**Task objective:** Copy every line from the first one down through the line containing "agree-row[interactable]: 我已阅读并同意隐私政策和用户协议 xyxy=(43,357,142,368)", keeping each line unchanged.

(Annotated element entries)
** start **

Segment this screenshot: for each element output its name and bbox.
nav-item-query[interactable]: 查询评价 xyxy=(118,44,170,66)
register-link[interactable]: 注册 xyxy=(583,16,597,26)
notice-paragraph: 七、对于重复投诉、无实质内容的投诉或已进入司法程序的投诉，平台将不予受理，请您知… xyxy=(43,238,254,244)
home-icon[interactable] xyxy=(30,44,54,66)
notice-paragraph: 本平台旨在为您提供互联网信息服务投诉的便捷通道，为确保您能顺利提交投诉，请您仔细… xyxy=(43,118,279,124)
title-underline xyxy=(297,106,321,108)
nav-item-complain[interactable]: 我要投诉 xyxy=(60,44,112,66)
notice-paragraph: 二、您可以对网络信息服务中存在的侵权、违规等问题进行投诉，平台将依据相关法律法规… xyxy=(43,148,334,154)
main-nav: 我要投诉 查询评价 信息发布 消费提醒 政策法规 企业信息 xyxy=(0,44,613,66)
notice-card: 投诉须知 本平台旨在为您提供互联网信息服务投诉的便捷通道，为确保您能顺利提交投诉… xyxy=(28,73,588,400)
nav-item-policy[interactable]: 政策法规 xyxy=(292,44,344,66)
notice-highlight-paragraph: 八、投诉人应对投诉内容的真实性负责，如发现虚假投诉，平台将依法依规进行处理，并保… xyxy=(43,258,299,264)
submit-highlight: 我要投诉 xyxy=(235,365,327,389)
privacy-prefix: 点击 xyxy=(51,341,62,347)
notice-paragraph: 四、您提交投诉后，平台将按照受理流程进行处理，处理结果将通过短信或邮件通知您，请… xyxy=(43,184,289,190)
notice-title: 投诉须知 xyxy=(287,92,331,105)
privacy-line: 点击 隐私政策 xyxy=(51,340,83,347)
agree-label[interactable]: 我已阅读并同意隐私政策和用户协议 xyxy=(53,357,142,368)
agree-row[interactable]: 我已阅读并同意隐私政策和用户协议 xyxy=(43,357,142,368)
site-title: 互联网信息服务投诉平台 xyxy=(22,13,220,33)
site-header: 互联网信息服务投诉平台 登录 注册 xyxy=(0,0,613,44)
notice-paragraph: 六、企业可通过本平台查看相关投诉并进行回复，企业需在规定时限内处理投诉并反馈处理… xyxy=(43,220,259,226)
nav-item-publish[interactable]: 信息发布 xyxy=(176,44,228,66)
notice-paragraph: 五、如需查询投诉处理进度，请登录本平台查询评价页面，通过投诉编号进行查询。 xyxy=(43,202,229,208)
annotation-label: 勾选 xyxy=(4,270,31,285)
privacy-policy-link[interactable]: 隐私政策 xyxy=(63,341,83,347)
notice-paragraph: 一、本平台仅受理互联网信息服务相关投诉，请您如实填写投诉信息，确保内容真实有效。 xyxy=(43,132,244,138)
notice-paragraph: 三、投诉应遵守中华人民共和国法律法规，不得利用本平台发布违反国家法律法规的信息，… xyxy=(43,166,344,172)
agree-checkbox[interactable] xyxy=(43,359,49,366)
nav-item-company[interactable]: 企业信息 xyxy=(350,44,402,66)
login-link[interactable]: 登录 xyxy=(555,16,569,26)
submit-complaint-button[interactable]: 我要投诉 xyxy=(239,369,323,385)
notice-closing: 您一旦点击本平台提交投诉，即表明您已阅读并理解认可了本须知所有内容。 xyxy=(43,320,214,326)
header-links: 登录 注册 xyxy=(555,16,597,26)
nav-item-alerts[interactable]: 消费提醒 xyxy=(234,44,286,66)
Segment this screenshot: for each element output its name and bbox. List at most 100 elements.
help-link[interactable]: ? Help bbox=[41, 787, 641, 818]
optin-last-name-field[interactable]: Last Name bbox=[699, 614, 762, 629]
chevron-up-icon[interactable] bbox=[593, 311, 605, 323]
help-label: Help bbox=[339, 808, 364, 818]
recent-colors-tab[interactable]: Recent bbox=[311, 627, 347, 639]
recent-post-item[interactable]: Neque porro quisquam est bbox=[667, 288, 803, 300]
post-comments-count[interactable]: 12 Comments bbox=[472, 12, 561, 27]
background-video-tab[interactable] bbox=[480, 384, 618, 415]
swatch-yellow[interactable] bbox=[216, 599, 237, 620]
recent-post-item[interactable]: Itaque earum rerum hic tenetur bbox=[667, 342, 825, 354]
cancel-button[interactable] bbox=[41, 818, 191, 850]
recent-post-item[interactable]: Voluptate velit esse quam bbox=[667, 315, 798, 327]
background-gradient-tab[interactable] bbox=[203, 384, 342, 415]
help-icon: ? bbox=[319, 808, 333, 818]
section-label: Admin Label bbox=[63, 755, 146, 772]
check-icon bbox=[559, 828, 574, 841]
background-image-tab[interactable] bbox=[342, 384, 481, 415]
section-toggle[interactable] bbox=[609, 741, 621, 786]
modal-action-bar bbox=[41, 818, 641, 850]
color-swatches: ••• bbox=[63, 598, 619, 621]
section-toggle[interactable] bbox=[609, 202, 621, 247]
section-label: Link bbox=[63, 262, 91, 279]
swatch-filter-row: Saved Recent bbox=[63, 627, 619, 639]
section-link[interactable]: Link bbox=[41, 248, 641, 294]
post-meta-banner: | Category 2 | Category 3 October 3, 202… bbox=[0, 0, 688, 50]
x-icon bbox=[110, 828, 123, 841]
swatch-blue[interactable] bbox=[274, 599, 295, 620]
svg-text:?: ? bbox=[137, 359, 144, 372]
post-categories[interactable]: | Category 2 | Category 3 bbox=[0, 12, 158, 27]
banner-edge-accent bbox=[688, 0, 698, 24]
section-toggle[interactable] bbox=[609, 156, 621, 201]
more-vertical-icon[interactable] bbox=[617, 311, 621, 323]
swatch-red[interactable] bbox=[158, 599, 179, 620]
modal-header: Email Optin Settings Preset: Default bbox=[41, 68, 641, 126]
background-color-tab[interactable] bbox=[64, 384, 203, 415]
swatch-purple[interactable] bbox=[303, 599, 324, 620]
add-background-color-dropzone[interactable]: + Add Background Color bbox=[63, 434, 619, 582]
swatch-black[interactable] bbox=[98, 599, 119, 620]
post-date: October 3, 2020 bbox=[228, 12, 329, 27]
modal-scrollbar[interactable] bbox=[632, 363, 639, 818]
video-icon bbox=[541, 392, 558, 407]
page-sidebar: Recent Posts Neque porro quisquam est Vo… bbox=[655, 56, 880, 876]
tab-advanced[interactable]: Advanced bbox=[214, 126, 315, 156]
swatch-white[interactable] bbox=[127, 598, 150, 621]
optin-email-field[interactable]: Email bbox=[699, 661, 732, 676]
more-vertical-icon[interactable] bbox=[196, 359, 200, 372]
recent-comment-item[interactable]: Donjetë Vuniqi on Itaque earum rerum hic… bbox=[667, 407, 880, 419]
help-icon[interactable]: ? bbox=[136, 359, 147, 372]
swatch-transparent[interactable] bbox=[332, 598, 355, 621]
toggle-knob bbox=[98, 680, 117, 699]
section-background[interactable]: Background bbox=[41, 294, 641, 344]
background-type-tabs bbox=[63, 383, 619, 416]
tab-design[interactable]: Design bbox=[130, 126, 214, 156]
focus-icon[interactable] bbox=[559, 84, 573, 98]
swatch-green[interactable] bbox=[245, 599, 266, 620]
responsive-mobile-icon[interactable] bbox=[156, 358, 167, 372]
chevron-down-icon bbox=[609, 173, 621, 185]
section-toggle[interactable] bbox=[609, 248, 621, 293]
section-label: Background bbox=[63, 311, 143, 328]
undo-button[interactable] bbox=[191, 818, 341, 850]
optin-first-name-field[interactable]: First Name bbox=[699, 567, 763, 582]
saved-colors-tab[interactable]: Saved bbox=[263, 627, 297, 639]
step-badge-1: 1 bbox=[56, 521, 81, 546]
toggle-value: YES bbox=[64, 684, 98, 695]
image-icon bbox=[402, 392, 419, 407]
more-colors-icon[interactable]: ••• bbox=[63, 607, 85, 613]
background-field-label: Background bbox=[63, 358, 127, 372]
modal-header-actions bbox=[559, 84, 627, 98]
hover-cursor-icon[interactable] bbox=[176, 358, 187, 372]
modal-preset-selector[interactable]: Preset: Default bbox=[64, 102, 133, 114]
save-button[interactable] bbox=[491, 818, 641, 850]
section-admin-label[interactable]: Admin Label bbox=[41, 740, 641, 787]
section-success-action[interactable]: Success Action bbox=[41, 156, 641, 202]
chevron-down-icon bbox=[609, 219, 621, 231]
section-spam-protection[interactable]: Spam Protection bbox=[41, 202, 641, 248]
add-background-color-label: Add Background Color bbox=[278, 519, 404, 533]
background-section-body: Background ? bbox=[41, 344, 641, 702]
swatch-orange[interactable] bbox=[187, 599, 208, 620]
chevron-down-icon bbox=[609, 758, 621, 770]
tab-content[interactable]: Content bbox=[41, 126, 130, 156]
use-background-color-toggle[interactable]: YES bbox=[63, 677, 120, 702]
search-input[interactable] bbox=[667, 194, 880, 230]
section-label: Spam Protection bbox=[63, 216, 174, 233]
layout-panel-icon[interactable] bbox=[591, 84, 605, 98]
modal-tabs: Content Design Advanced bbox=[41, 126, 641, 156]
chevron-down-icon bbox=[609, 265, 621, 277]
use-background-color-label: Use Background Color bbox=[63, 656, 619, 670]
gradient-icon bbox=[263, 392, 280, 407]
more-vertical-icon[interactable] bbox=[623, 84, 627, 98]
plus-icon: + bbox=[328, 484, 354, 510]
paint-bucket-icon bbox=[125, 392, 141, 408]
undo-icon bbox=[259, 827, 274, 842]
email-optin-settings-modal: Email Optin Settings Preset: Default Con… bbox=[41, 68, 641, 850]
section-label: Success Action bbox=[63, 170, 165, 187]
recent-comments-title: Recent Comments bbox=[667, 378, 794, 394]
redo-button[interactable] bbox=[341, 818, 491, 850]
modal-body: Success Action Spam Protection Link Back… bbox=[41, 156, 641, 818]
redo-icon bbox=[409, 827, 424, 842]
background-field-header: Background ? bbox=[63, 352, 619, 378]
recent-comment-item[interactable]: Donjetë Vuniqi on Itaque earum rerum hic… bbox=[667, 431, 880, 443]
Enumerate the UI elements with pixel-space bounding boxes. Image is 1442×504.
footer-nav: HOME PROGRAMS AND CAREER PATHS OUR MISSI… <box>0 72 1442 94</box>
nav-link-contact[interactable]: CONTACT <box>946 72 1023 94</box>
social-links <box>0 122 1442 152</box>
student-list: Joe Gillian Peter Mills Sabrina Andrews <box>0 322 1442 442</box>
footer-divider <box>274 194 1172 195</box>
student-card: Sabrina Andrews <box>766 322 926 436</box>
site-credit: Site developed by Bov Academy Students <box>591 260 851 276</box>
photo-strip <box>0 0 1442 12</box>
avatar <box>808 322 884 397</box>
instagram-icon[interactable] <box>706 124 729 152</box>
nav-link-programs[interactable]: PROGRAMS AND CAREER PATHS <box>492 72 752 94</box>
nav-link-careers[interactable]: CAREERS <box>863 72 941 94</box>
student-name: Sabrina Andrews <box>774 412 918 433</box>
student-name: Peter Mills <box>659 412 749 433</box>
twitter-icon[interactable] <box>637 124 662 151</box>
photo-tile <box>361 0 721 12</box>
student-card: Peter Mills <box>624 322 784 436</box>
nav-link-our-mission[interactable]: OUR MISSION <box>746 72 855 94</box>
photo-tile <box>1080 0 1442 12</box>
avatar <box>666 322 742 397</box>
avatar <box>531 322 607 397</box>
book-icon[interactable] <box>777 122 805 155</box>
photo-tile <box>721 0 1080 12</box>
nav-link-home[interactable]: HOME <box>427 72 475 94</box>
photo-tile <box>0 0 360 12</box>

** end **

**Full answer:**
Segment this screenshot: for each element output its name and bbox.
nav-item-query[interactable]: 查询评价 xyxy=(118,44,170,66)
register-link[interactable]: 注册 xyxy=(583,16,597,26)
notice-paragraph: 七、对于重复投诉、无实质内容的投诉或已进入司法程序的投诉，平台将不予受理，请您知… xyxy=(43,238,254,244)
home-icon[interactable] xyxy=(30,44,54,66)
notice-paragraph: 本平台旨在为您提供互联网信息服务投诉的便捷通道，为确保您能顺利提交投诉，请您仔细… xyxy=(43,118,279,124)
title-underline xyxy=(297,106,321,108)
nav-item-complain[interactable]: 我要投诉 xyxy=(60,44,112,66)
notice-paragraph: 二、您可以对网络信息服务中存在的侵权、违规等问题进行投诉，平台将依据相关法律法规… xyxy=(43,148,334,154)
main-nav: 我要投诉 查询评价 信息发布 消费提醒 政策法规 企业信息 xyxy=(0,44,613,66)
notice-card: 投诉须知 本平台旨在为您提供互联网信息服务投诉的便捷通道，为确保您能顺利提交投诉… xyxy=(28,73,588,400)
nav-item-policy[interactable]: 政策法规 xyxy=(292,44,344,66)
notice-highlight-paragraph: 八、投诉人应对投诉内容的真实性负责，如发现虚假投诉，平台将依法依规进行处理，并保… xyxy=(43,258,299,264)
submit-highlight: 我要投诉 xyxy=(235,365,327,389)
privacy-prefix: 点击 xyxy=(51,341,62,347)
notice-paragraph: 四、您提交投诉后，平台将按照受理流程进行处理，处理结果将通过短信或邮件通知您，请… xyxy=(43,184,289,190)
notice-title: 投诉须知 xyxy=(287,92,331,105)
privacy-line: 点击 隐私政策 xyxy=(51,340,83,347)
agree-label[interactable]: 我已阅读并同意隐私政策和用户协议 xyxy=(53,357,142,368)
agree-row[interactable]: 我已阅读并同意隐私政策和用户协议 xyxy=(43,357,142,368)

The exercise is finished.